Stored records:

---+---

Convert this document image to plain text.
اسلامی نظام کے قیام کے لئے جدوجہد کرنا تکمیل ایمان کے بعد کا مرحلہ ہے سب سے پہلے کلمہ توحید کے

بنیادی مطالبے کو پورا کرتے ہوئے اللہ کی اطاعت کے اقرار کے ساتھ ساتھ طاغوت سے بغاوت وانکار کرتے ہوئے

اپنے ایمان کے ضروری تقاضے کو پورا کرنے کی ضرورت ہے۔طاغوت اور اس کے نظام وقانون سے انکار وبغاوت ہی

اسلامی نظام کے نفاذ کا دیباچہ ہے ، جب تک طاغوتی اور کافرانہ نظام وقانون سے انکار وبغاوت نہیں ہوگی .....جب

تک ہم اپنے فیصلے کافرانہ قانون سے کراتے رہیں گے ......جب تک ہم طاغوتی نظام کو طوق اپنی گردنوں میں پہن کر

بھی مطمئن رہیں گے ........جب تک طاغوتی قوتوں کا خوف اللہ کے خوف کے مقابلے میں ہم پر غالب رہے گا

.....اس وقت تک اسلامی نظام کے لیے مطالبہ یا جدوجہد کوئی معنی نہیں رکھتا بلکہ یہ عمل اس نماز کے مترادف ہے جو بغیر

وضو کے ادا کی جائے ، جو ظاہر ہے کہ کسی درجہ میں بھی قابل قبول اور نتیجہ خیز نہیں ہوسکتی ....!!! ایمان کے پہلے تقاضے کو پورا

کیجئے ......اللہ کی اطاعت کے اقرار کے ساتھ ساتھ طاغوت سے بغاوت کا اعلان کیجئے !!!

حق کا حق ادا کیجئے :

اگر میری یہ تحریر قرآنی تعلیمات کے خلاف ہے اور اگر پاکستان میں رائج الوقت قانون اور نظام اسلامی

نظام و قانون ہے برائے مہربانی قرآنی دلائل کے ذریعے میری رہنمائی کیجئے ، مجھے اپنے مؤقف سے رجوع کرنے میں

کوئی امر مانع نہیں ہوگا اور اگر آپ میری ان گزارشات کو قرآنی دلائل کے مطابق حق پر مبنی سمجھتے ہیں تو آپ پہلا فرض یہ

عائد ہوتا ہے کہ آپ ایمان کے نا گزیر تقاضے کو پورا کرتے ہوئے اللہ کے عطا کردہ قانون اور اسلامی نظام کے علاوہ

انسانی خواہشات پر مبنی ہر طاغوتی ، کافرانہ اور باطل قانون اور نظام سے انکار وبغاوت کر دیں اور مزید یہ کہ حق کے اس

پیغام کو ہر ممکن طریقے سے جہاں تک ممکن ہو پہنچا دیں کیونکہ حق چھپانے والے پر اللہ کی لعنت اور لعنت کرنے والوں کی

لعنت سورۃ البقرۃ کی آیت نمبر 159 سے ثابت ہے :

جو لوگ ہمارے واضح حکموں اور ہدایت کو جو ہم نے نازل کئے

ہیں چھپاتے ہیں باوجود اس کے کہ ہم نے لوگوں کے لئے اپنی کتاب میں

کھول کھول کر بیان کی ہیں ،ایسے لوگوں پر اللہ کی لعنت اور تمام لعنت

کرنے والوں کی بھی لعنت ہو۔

---+---

▶ _SET EXERCISE_: Count the lines above that contain the word "کرتے", and reply with only that number.

▶ _RESPONSE BELOW_: 2